▶ WHAT THE TASK REQUIRES
Write out the material again word for word, dropping any images it holds.

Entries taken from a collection
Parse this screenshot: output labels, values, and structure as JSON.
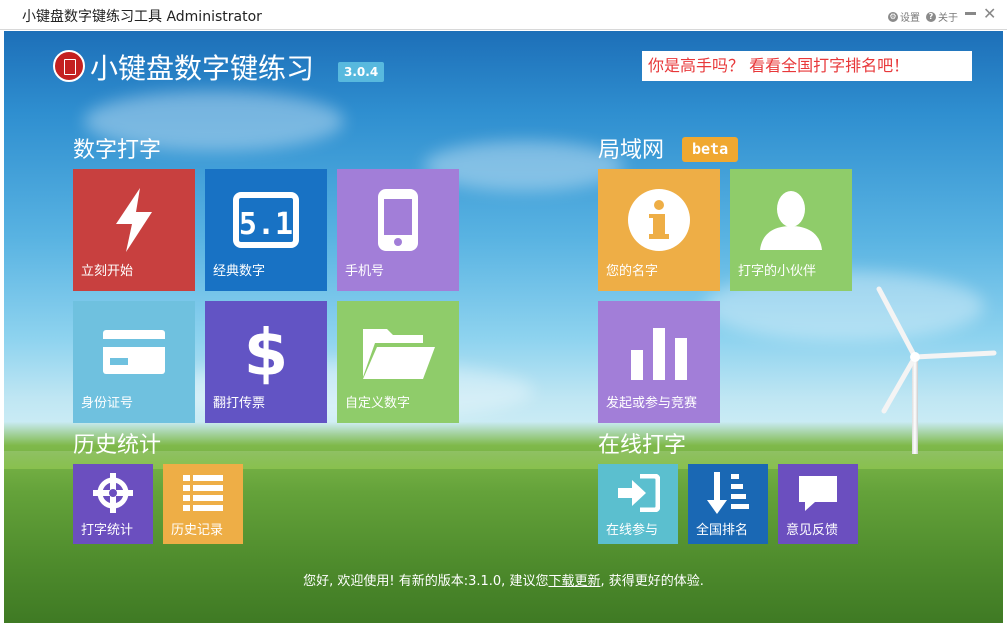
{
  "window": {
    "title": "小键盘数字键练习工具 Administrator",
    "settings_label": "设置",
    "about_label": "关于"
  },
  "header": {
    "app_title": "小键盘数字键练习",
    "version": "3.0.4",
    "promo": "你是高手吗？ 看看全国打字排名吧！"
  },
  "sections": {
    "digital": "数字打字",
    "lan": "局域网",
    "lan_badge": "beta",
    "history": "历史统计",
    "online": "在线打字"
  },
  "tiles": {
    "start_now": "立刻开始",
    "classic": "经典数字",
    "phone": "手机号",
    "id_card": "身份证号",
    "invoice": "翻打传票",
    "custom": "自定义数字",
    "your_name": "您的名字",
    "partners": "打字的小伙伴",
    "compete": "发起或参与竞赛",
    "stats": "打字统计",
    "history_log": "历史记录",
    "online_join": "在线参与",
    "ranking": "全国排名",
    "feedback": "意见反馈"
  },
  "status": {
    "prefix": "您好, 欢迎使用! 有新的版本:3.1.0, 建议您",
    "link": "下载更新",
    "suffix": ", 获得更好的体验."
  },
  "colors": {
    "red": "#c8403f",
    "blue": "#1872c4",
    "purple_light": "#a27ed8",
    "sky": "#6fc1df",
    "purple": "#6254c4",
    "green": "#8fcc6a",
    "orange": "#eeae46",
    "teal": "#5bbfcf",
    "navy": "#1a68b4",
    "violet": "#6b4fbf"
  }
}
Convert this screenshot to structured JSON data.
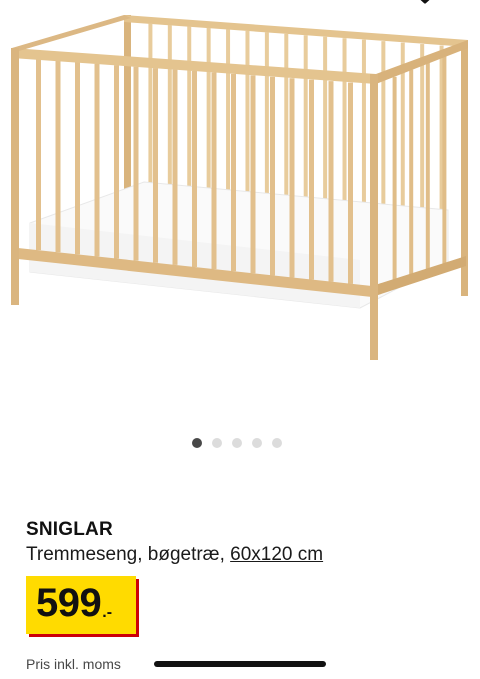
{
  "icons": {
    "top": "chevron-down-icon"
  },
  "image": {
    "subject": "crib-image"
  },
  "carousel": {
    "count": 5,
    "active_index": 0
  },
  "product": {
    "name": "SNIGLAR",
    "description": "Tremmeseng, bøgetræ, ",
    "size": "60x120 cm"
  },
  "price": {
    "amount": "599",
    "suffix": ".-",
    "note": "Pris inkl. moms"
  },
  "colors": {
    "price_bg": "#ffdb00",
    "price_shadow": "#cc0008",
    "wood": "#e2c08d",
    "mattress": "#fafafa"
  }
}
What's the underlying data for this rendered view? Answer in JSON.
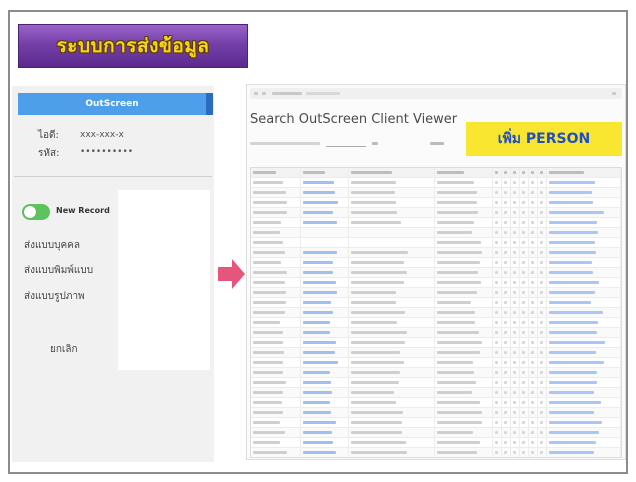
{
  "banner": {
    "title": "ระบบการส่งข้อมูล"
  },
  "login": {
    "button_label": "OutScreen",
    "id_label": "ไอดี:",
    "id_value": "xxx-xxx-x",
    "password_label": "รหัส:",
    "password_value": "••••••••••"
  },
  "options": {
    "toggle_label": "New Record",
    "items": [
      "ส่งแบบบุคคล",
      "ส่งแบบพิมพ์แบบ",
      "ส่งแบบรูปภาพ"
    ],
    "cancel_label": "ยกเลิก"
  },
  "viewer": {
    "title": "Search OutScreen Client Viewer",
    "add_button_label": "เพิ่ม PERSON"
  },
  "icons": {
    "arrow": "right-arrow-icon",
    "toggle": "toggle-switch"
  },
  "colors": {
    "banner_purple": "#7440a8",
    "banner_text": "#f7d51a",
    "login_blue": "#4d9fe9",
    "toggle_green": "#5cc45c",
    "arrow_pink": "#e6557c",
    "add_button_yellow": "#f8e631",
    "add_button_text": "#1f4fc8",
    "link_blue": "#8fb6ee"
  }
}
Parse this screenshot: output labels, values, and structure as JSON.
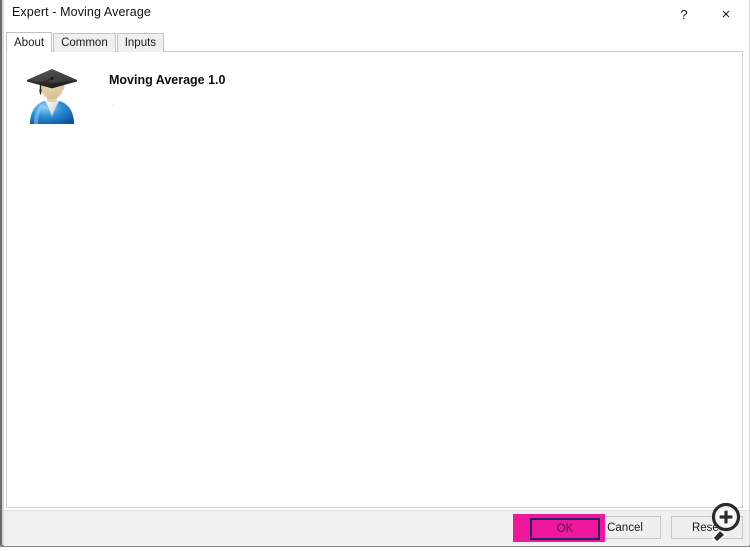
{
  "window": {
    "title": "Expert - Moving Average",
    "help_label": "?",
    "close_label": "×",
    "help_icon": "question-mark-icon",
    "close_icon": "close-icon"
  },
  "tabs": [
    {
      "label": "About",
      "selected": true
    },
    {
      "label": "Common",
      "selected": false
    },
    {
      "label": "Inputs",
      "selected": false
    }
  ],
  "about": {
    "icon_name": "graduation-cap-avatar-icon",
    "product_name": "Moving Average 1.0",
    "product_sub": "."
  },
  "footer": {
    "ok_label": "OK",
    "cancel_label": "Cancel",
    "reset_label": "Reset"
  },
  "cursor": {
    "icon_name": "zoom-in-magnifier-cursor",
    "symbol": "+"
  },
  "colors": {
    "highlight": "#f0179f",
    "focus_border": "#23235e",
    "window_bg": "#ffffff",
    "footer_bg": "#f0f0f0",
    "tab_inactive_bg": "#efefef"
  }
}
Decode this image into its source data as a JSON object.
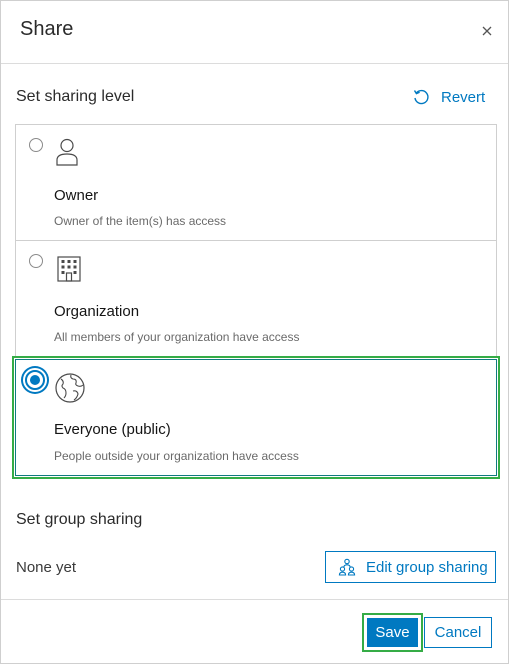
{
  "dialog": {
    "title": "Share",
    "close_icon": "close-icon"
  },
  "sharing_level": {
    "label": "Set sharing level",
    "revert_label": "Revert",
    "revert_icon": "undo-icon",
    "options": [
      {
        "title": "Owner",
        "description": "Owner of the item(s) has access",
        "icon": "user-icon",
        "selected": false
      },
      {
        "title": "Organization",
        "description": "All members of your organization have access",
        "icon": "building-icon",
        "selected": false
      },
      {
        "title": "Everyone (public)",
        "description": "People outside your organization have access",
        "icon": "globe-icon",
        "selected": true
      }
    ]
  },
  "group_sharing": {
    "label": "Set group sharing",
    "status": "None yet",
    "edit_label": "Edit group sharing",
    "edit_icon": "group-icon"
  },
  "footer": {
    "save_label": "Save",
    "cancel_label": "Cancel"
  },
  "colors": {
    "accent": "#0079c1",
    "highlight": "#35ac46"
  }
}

▶ FULL ANSWER
Parse this screenshot: output labels, values, and structure as JSON.
{
  "window": {
    "title": "小键盘数字键练习工具 Administrator",
    "settings_label": "设置",
    "about_label": "关于"
  },
  "header": {
    "app_title": "小键盘数字键练习",
    "version": "3.0.4",
    "promo": "你是高手吗？ 看看全国打字排名吧！"
  },
  "sections": {
    "digital": "数字打字",
    "lan": "局域网",
    "lan_badge": "beta",
    "history": "历史统计",
    "online": "在线打字"
  },
  "tiles": {
    "start_now": "立刻开始",
    "classic": "经典数字",
    "phone": "手机号",
    "id_card": "身份证号",
    "invoice": "翻打传票",
    "custom": "自定义数字",
    "your_name": "您的名字",
    "partners": "打字的小伙伴",
    "compete": "发起或参与竞赛",
    "stats": "打字统计",
    "history_log": "历史记录",
    "online_join": "在线参与",
    "ranking": "全国排名",
    "feedback": "意见反馈"
  },
  "status": {
    "prefix": "您好, 欢迎使用! 有新的版本:3.1.0, 建议您",
    "link": "下载更新",
    "suffix": ", 获得更好的体验."
  },
  "colors": {
    "red": "#c8403f",
    "blue": "#1872c4",
    "purple_light": "#a27ed8",
    "sky": "#6fc1df",
    "purple": "#6254c4",
    "green": "#8fcc6a",
    "orange": "#eeae46",
    "teal": "#5bbfcf",
    "navy": "#1a68b4",
    "violet": "#6b4fbf"
  }
}
Convert this screenshot to structured JSON data.
{
  "icons": {
    "top": "chevron-down-icon"
  },
  "image": {
    "subject": "crib-image"
  },
  "carousel": {
    "count": 5,
    "active_index": 0
  },
  "product": {
    "name": "SNIGLAR",
    "description": "Tremmeseng, bøgetræ, ",
    "size": "60x120 cm"
  },
  "price": {
    "amount": "599",
    "suffix": ".-",
    "note": "Pris inkl. moms"
  },
  "colors": {
    "price_bg": "#ffdb00",
    "price_shadow": "#cc0008",
    "wood": "#e2c08d",
    "mattress": "#fafafa"
  }
}
What's the underlying data for this rendered view? Answer in JSON.
{
  "banner": {
    "title": "ระบบการส่งข้อมูล"
  },
  "login": {
    "button_label": "OutScreen",
    "id_label": "ไอดี:",
    "id_value": "xxx-xxx-x",
    "password_label": "รหัส:",
    "password_value": "••••••••••"
  },
  "options": {
    "toggle_label": "New Record",
    "items": [
      "ส่งแบบบุคคล",
      "ส่งแบบพิมพ์แบบ",
      "ส่งแบบรูปภาพ"
    ],
    "cancel_label": "ยกเลิก"
  },
  "viewer": {
    "title": "Search OutScreen Client Viewer",
    "add_button_label": "เพิ่ม PERSON"
  },
  "icons": {
    "arrow": "right-arrow-icon",
    "toggle": "toggle-switch"
  },
  "colors": {
    "banner_purple": "#7440a8",
    "banner_text": "#f7d51a",
    "login_blue": "#4d9fe9",
    "toggle_green": "#5cc45c",
    "arrow_pink": "#e6557c",
    "add_button_yellow": "#f8e631",
    "add_button_text": "#1f4fc8",
    "link_blue": "#8fb6ee"
  }
}
Parse this screenshot: output labels, values, and structure as JSON.
{
  "window": {
    "title": "Expert - Moving Average",
    "help_label": "?",
    "close_label": "×",
    "help_icon": "question-mark-icon",
    "close_icon": "close-icon"
  },
  "tabs": [
    {
      "label": "About",
      "selected": true
    },
    {
      "label": "Common",
      "selected": false
    },
    {
      "label": "Inputs",
      "selected": false
    }
  ],
  "about": {
    "icon_name": "graduation-cap-avatar-icon",
    "product_name": "Moving Average 1.0",
    "product_sub": "."
  },
  "footer": {
    "ok_label": "OK",
    "cancel_label": "Cancel",
    "reset_label": "Reset"
  },
  "cursor": {
    "icon_name": "zoom-in-magnifier-cursor",
    "symbol": "+"
  },
  "colors": {
    "highlight": "#f0179f",
    "focus_border": "#23235e",
    "window_bg": "#ffffff",
    "footer_bg": "#f0f0f0",
    "tab_inactive_bg": "#efefef"
  }
}
Decode this image into its source data as a JSON object.
{
  "dialog": {
    "title": "Share",
    "close_icon": "close-icon"
  },
  "sharing_level": {
    "label": "Set sharing level",
    "revert_label": "Revert",
    "revert_icon": "undo-icon",
    "options": [
      {
        "title": "Owner",
        "description": "Owner of the item(s) has access",
        "icon": "user-icon",
        "selected": false
      },
      {
        "title": "Organization",
        "description": "All members of your organization have access",
        "icon": "building-icon",
        "selected": false
      },
      {
        "title": "Everyone (public)",
        "description": "People outside your organization have access",
        "icon": "globe-icon",
        "selected": true
      }
    ]
  },
  "group_sharing": {
    "label": "Set group sharing",
    "status": "None yet",
    "edit_label": "Edit group sharing",
    "edit_icon": "group-icon"
  },
  "footer": {
    "save_label": "Save",
    "cancel_label": "Cancel"
  },
  "colors": {
    "accent": "#0079c1",
    "highlight": "#35ac46"
  }
}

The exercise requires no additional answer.